* [TO DO]: Each record must be reproduced exactly as it is shown.

"""

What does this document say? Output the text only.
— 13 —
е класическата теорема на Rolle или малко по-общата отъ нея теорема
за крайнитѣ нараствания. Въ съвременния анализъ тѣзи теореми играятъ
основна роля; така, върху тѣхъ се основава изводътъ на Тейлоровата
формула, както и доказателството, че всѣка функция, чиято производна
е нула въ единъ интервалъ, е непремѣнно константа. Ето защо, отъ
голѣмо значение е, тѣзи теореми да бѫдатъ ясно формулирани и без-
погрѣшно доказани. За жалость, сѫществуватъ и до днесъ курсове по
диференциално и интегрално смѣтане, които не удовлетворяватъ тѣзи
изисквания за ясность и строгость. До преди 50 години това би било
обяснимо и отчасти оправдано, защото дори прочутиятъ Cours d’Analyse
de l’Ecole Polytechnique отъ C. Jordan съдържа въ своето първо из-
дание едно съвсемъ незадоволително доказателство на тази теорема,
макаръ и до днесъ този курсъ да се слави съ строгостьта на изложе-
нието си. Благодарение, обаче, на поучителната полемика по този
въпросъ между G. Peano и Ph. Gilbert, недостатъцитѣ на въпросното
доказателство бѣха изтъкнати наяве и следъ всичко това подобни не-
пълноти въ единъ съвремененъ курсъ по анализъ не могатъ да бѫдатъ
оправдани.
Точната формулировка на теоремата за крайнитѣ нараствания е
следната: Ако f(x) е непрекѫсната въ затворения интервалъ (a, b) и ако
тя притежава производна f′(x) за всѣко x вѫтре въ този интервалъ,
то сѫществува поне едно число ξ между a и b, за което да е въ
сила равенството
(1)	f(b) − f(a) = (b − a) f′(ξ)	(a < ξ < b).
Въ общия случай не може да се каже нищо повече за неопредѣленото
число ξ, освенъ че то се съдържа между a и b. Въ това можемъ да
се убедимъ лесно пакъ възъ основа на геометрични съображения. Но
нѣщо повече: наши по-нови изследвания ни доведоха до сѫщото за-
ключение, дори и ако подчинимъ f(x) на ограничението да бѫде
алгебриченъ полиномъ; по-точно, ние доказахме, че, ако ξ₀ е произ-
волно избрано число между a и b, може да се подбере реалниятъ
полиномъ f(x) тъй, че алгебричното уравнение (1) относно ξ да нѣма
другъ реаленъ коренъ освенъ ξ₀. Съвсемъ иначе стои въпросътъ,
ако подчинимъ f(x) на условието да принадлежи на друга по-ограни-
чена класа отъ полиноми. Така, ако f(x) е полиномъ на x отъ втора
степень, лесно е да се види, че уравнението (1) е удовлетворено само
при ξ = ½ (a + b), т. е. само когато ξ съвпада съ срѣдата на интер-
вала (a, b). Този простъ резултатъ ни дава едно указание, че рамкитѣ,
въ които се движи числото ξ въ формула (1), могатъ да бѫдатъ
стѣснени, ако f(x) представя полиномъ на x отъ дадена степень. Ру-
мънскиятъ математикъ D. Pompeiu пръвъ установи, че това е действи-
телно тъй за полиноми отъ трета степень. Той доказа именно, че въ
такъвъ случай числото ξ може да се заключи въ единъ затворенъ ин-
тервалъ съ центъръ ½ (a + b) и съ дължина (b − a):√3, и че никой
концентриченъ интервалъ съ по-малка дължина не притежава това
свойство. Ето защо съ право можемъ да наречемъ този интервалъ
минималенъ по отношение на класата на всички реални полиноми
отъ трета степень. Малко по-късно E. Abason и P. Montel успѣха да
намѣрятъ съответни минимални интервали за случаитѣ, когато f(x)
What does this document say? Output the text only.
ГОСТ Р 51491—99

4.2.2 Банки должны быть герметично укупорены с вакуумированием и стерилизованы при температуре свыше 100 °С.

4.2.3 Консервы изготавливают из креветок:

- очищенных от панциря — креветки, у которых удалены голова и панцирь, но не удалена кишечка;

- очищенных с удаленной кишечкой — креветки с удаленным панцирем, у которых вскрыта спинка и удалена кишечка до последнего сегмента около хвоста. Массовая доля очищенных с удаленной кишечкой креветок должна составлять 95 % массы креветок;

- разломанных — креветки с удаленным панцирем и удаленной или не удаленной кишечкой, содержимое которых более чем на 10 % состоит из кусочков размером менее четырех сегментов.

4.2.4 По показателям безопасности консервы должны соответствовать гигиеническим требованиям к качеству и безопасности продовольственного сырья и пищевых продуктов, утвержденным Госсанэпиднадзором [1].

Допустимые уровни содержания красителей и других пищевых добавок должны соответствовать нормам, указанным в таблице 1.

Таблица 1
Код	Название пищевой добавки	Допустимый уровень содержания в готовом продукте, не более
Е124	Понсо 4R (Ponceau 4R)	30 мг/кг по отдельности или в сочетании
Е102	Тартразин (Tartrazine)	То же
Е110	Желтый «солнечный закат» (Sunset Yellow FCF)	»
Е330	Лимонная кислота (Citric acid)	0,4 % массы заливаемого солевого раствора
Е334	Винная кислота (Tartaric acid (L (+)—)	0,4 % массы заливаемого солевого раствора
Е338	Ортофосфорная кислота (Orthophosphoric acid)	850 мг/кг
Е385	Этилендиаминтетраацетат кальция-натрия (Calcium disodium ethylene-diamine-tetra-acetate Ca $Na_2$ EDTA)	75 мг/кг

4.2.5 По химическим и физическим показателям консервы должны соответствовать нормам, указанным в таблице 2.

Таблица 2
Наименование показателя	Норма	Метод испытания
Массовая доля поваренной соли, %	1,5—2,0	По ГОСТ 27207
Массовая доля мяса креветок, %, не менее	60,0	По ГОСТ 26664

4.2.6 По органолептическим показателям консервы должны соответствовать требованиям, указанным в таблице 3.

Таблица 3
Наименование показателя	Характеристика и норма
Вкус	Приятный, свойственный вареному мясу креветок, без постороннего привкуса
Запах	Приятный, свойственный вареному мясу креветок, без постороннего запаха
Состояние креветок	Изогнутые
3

"""

* [WORKED SOLUTION]:
What does this document say? Output the text only.
— 13 —
е класическата теорема на Rolle или малко по-общата отъ нея теорема
за крайнитѣ нараствания. Въ съвременния анализъ тѣзи теореми играятъ
основна роля; така, върху тѣхъ се основава изводътъ на Тейлоровата
формула, както и доказателството, че всѣка функция, чиято производна
е нула въ единъ интервалъ, е непремѣнно константа. Ето защо, отъ
голѣмо значение е, тѣзи теореми да бѫдатъ ясно формулирани и без-
погрѣшно доказани. За жалость, сѫществуватъ и до днесъ курсове по
диференциално и интегрално смѣтане, които не удовлетворяватъ тѣзи
изисквания за ясность и строгость. До преди 50 години това би било
обяснимо и отчасти оправдано, защото дори прочутиятъ Cours d’Analyse
de l’Ecole Polytechnique отъ C. Jordan съдържа въ своето първо из-
дание едно съвсемъ незадоволително доказателство на тази теорема,
макаръ и до днесъ този курсъ да се слави съ строгостьта на изложе-
нието си. Благодарение, обаче, на поучителната полемика по този
въпросъ между G. Peano и Ph. Gilbert, недостатъцитѣ на въпросното
доказателство бѣха изтъкнати наяве и следъ всичко това подобни не-
пълноти въ единъ съвремененъ курсъ по анализъ не могатъ да бѫдатъ
оправдани.
Точната формулировка на теоремата за крайнитѣ нараствания е
следната: Ако f(x) е непрекѫсната въ затворения интервалъ (a, b) и ако
тя притежава производна f′(x) за всѣко x вѫтре въ този интервалъ,
то сѫществува поне едно число ξ между a и b, за което да е въ
сила равенството
(1)	f(b) − f(a) = (b − a) f′(ξ)	(a < ξ < b).
Въ общия случай не може да се каже нищо повече за неопредѣленото
число ξ, освенъ че то се съдържа между a и b. Въ това можемъ да
се убедимъ лесно пакъ възъ основа на геометрични съображения. Но
нѣщо повече: наши по-нови изследвания ни доведоха до сѫщото за-
ключение, дори и ако подчинимъ f(x) на ограничението да бѫде
алгебриченъ полиномъ; по-точно, ние доказахме, че, ако ξ₀ е произ-
волно избрано число между a и b, може да се подбере реалниятъ
полиномъ f(x) тъй, че алгебричното уравнение (1) относно ξ да нѣма
другъ реаленъ коренъ освенъ ξ₀. Съвсемъ иначе стои въпросътъ,
ако подчинимъ f(x) на условието да принадлежи на друга по-ограни-
чена класа отъ полиноми. Така, ако f(x) е полиномъ на x отъ втора
степень, лесно е да се види, че уравнението (1) е удовлетворено само
при ξ = ½ (a + b), т. е. само когато ξ съвпада съ срѣдата на интер-
вала (a, b). Този простъ резултатъ ни дава едно указание, че рамкитѣ,
въ които се движи числото ξ въ формула (1), могатъ да бѫдатъ
стѣснени, ако f(x) представя полиномъ на x отъ дадена степень. Ру-
мънскиятъ математикъ D. Pompeiu пръвъ установи, че това е действи-
телно тъй за полиноми отъ трета степень. Той доказа именно, че въ
такъвъ случай числото ξ може да се заключи въ единъ затворенъ ин-
тервалъ съ центъръ ½ (a + b) и съ дължина (b − a):√3, и че никой
концентриченъ интервалъ съ по-малка дължина не притежава това
свойство. Ето защо съ право можемъ да наречемъ този интервалъ
минималенъ по отношение на класата на всички реални полиноми
отъ трета степень. Малко по-късно E. Abason и P. Montel успѣха да
намѣрятъ съответни минимални интервали за случаитѣ, когато f(x)
What does this document say? Output the text only.
ГОСТ Р 51491—99

4.2.2 Банки должны быть герметично укупорены с вакуумированием и стерилизованы при температуре свыше 100 °С.

4.2.3 Консервы изготавливают из креветок:

- очищенных от панциря — креветки, у которых удалены голова и панцирь, но не удалена кишечка;

- очищенных с удаленной кишечкой — креветки с удаленным панцирем, у которых вскрыта спинка и удалена кишечка до последнего сегмента около хвоста. Массовая доля очищенных с удаленной кишечкой креветок должна составлять 95 % массы креветок;

- разломанных — креветки с удаленным панцирем и удаленной или не удаленной кишечкой, содержимое которых более чем на 10 % состоит из кусочков размером менее четырех сегментов.

4.2.4 По показателям безопасности консервы должны соответствовать гигиеническим требованиям к качеству и безопасности продовольственного сырья и пищевых продуктов, утвержденным Госсанэпиднадзором [1].

Допустимые уровни содержания красителей и других пищевых добавок должны соответствовать нормам, указанным в таблице 1.

Таблица 1
Код	Название пищевой добавки	Допустимый уровень содержания в готовом продукте, не более
Е124	Понсо 4R (Ponceau 4R)	30 мг/кг по отдельности или в сочетании
Е102	Тартразин (Tartrazine)	То же
Е110	Желтый «солнечный закат» (Sunset Yellow FCF)	»
Е330	Лимонная кислота (Citric acid)	0,4 % массы заливаемого солевого раствора
Е334	Винная кислота (Tartaric acid (L (+)—)	0,4 % массы заливаемого солевого раствора
Е338	Ортофосфорная кислота (Orthophosphoric acid)	850 мг/кг
Е385	Этилендиаминтетраацетат кальция-натрия (Calcium disodium ethylene-diamine-tetra-acetate Ca $Na_2$ EDTA)	75 мг/кг

4.2.5 По химическим и физическим показателям консервы должны соответствовать нормам, указанным в таблице 2.

Таблица 2
Наименование показателя	Норма	Метод испытания
Массовая доля поваренной соли, %	1,5—2,0	По ГОСТ 27207
Массовая доля мяса креветок, %, не менее	60,0	По ГОСТ 26664

4.2.6 По органолептическим показателям консервы должны соответствовать требованиям, указанным в таблице 3.

Таблица 3
Наименование показателя	Характеристика и норма
Вкус	Приятный, свойственный вареному мясу креветок, без постороннего привкуса
Запах	Приятный, свойственный вареному мясу креветок, без постороннего запаха
Состояние креветок	Изогнутые
3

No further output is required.